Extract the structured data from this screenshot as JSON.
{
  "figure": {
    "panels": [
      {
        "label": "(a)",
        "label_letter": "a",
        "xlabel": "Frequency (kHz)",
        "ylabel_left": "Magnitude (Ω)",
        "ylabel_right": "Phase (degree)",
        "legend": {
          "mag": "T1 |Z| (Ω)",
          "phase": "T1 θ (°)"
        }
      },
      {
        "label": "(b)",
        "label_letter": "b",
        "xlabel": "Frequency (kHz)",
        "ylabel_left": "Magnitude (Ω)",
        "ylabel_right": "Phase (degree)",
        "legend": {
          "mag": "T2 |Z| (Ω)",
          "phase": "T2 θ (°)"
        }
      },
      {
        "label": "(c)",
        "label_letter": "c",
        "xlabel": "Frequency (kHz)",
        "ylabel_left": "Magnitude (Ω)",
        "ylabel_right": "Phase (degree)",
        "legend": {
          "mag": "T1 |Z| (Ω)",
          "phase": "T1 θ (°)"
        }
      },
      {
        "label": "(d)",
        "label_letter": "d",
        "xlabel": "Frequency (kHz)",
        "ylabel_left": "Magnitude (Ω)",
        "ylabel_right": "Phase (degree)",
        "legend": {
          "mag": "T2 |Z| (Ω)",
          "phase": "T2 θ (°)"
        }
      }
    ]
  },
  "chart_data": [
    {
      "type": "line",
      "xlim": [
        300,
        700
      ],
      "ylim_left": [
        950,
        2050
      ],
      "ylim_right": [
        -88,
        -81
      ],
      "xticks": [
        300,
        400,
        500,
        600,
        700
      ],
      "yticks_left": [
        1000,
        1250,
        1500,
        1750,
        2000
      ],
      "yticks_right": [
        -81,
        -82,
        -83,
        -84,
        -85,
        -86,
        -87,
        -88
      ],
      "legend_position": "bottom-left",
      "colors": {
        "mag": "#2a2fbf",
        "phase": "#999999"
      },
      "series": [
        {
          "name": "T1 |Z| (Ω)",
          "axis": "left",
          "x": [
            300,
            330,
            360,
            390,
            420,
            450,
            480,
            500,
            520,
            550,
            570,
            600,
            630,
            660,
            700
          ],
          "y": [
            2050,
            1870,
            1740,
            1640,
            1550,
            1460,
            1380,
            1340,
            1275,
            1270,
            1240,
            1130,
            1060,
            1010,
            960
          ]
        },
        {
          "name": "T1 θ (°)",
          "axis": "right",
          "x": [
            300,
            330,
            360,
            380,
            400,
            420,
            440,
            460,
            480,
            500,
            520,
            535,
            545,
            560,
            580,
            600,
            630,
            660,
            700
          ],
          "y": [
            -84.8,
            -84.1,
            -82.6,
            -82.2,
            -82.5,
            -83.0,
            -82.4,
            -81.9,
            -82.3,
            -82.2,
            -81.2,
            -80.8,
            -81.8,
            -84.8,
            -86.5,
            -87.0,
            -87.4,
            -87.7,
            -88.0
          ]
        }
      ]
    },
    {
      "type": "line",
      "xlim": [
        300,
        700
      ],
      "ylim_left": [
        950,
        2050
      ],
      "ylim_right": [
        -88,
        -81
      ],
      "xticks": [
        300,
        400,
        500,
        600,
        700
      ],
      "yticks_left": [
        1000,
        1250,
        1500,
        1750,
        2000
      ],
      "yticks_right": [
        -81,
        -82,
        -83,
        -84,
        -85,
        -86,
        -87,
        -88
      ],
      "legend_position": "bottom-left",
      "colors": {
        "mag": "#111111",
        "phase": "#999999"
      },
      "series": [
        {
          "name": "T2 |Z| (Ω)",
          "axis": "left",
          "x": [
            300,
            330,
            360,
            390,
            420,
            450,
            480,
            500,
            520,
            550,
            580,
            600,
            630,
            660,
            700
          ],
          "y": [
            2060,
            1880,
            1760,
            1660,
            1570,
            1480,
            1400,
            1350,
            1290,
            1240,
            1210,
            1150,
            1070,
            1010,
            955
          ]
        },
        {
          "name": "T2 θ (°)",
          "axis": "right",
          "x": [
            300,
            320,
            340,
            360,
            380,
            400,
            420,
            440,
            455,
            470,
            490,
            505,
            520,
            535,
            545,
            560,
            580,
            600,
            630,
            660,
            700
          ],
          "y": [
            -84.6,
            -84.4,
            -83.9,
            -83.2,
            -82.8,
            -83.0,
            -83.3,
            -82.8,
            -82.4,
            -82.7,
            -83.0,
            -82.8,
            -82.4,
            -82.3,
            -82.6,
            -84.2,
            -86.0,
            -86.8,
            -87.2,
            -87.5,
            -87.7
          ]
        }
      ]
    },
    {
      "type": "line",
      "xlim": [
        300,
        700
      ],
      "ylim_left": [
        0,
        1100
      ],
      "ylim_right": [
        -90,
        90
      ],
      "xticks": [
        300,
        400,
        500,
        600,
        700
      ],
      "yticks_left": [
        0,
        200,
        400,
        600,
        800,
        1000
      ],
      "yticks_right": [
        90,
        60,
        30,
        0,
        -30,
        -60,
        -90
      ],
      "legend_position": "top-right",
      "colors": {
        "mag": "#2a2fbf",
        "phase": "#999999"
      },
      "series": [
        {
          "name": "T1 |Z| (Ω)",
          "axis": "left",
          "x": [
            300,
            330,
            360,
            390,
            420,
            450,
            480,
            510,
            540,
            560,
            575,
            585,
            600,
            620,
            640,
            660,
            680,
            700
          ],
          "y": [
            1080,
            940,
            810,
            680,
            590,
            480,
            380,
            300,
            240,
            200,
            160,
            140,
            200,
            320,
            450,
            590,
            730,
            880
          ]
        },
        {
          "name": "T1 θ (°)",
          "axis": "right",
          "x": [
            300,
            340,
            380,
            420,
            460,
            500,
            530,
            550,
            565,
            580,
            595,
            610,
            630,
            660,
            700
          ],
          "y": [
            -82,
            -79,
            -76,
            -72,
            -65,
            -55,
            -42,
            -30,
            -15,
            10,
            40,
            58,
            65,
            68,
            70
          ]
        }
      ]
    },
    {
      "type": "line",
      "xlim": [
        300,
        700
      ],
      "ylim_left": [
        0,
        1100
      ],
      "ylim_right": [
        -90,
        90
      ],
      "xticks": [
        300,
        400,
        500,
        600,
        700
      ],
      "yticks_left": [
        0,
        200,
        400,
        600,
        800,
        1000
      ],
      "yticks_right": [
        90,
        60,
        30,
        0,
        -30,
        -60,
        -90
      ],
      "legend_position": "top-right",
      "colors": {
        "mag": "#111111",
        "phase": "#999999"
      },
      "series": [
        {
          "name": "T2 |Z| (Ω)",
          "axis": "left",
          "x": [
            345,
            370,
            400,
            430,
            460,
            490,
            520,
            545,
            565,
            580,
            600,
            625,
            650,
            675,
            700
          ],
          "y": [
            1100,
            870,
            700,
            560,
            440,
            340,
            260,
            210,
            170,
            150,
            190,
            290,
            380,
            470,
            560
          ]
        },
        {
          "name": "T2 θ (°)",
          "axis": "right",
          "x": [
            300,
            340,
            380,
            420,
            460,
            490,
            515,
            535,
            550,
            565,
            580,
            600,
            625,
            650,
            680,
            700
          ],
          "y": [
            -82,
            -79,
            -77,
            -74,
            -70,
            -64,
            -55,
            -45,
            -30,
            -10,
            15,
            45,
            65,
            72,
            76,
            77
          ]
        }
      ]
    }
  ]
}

--------------------------------

● Exercise description
Restate the data above word for word, please.

● Output of the task
Extract the structured data from this screenshot as JSON.
{
  "figure": {
    "panels": [
      {
        "label": "(a)",
        "label_letter": "a",
        "xlabel": "Frequency (kHz)",
        "ylabel_left": "Magnitude (Ω)",
        "ylabel_right": "Phase (degree)",
        "legend": {
          "mag": "T1 |Z| (Ω)",
          "phase": "T1 θ (°)"
        }
      },
      {
        "label": "(b)",
        "label_letter": "b",
        "xlabel": "Frequency (kHz)",
        "ylabel_left": "Magnitude (Ω)",
        "ylabel_right": "Phase (degree)",
        "legend": {
          "mag": "T2 |Z| (Ω)",
          "phase": "T2 θ (°)"
        }
      },
      {
        "label": "(c)",
        "label_letter": "c",
        "xlabel": "Frequency (kHz)",
        "ylabel_left": "Magnitude (Ω)",
        "ylabel_right": "Phase (degree)",
        "legend": {
          "mag": "T1 |Z| (Ω)",
          "phase": "T1 θ (°)"
        }
      },
      {
        "label": "(d)",
        "label_letter": "d",
        "xlabel": "Frequency (kHz)",
        "ylabel_left": "Magnitude (Ω)",
        "ylabel_right": "Phase (degree)",
        "legend": {
          "mag": "T2 |Z| (Ω)",
          "phase": "T2 θ (°)"
        }
      }
    ]
  },
  "chart_data": [
    {
      "type": "line",
      "xlim": [
        300,
        700
      ],
      "ylim_left": [
        950,
        2050
      ],
      "ylim_right": [
        -88,
        -81
      ],
      "xticks": [
        300,
        400,
        500,
        600,
        700
      ],
      "yticks_left": [
        1000,
        1250,
        1500,
        1750,
        2000
      ],
      "yticks_right": [
        -81,
        -82,
        -83,
        -84,
        -85,
        -86,
        -87,
        -88
      ],
      "legend_position": "bottom-left",
      "colors": {
        "mag": "#2a2fbf",
        "phase": "#999999"
      },
      "series": [
        {
          "name": "T1 |Z| (Ω)",
          "axis": "left",
          "x": [
            300,
            330,
            360,
            390,
            420,
            450,
            480,
            500,
            520,
            550,
            570,
            600,
            630,
            660,
            700
          ],
          "y": [
            2050,
            1870,
            1740,
            1640,
            1550,
            1460,
            1380,
            1340,
            1275,
            1270,
            1240,
            1130,
            1060,
            1010,
            960
          ]
        },
        {
          "name": "T1 θ (°)",
          "axis": "right",
          "x": [
            300,
            330,
            360,
            380,
            400,
            420,
            440,
            460,
            480,
            500,
            520,
            535,
            545,
            560,
            580,
            600,
            630,
            660,
            700
          ],
          "y": [
            -84.8,
            -84.1,
            -82.6,
            -82.2,
            -82.5,
            -83.0,
            -82.4,
            -81.9,
            -82.3,
            -82.2,
            -81.2,
            -80.8,
            -81.8,
            -84.8,
            -86.5,
            -87.0,
            -87.4,
            -87.7,
            -88.0
          ]
        }
      ]
    },
    {
      "type": "line",
      "xlim": [
        300,
        700
      ],
      "ylim_left": [
        950,
        2050
      ],
      "ylim_right": [
        -88,
        -81
      ],
      "xticks": [
        300,
        400,
        500,
        600,
        700
      ],
      "yticks_left": [
        1000,
        1250,
        1500,
        1750,
        2000
      ],
      "yticks_right": [
        -81,
        -82,
        -83,
        -84,
        -85,
        -86,
        -87,
        -88
      ],
      "legend_position": "bottom-left",
      "colors": {
        "mag": "#111111",
        "phase": "#999999"
      },
      "series": [
        {
          "name": "T2 |Z| (Ω)",
          "axis": "left",
          "x": [
            300,
            330,
            360,
            390,
            420,
            450,
            480,
            500,
            520,
            550,
            580,
            600,
            630,
            660,
            700
          ],
          "y": [
            2060,
            1880,
            1760,
            1660,
            1570,
            1480,
            1400,
            1350,
            1290,
            1240,
            1210,
            1150,
            1070,
            1010,
            955
          ]
        },
        {
          "name": "T2 θ (°)",
          "axis": "right",
          "x": [
            300,
            320,
            340,
            360,
            380,
            400,
            420,
            440,
            455,
            470,
            490,
            505,
            520,
            535,
            545,
            560,
            580,
            600,
            630,
            660,
            700
          ],
          "y": [
            -84.6,
            -84.4,
            -83.9,
            -83.2,
            -82.8,
            -83.0,
            -83.3,
            -82.8,
            -82.4,
            -82.7,
            -83.0,
            -82.8,
            -82.4,
            -82.3,
            -82.6,
            -84.2,
            -86.0,
            -86.8,
            -87.2,
            -87.5,
            -87.7
          ]
        }
      ]
    },
    {
      "type": "line",
      "xlim": [
        300,
        700
      ],
      "ylim_left": [
        0,
        1100
      ],
      "ylim_right": [
        -90,
        90
      ],
      "xticks": [
        300,
        400,
        500,
        600,
        700
      ],
      "yticks_left": [
        0,
        200,
        400,
        600,
        800,
        1000
      ],
      "yticks_right": [
        90,
        60,
        30,
        0,
        -30,
        -60,
        -90
      ],
      "legend_position": "top-right",
      "colors": {
        "mag": "#2a2fbf",
        "phase": "#999999"
      },
      "series": [
        {
          "name": "T1 |Z| (Ω)",
          "axis": "left",
          "x": [
            300,
            330,
            360,
            390,
            420,
            450,
            480,
            510,
            540,
            560,
            575,
            585,
            600,
            620,
            640,
            660,
            680,
            700
          ],
          "y": [
            1080,
            940,
            810,
            680,
            590,
            480,
            380,
            300,
            240,
            200,
            160,
            140,
            200,
            320,
            450,
            590,
            730,
            880
          ]
        },
        {
          "name": "T1 θ (°)",
          "axis": "right",
          "x": [
            300,
            340,
            380,
            420,
            460,
            500,
            530,
            550,
            565,
            580,
            595,
            610,
            630,
            660,
            700
          ],
          "y": [
            -82,
            -79,
            -76,
            -72,
            -65,
            -55,
            -42,
            -30,
            -15,
            10,
            40,
            58,
            65,
            68,
            70
          ]
        }
      ]
    },
    {
      "type": "line",
      "xlim": [
        300,
        700
      ],
      "ylim_left": [
        0,
        1100
      ],
      "ylim_right": [
        -90,
        90
      ],
      "xticks": [
        300,
        400,
        500,
        600,
        700
      ],
      "yticks_left": [
        0,
        200,
        400,
        600,
        800,
        1000
      ],
      "yticks_right": [
        90,
        60,
        30,
        0,
        -30,
        -60,
        -90
      ],
      "legend_position": "top-right",
      "colors": {
        "mag": "#111111",
        "phase": "#999999"
      },
      "series": [
        {
          "name": "T2 |Z| (Ω)",
          "axis": "left",
          "x": [
            345,
            370,
            400,
            430,
            460,
            490,
            520,
            545,
            565,
            580,
            600,
            625,
            650,
            675,
            700
          ],
          "y": [
            1100,
            870,
            700,
            560,
            440,
            340,
            260,
            210,
            170,
            150,
            190,
            290,
            380,
            470,
            560
          ]
        },
        {
          "name": "T2 θ (°)",
          "axis": "right",
          "x": [
            300,
            340,
            380,
            420,
            460,
            490,
            515,
            535,
            550,
            565,
            580,
            600,
            625,
            650,
            680,
            700
          ],
          "y": [
            -82,
            -79,
            -77,
            -74,
            -70,
            -64,
            -55,
            -45,
            -30,
            -10,
            15,
            45,
            65,
            72,
            76,
            77
          ]
        }
      ]
    }
  ]
}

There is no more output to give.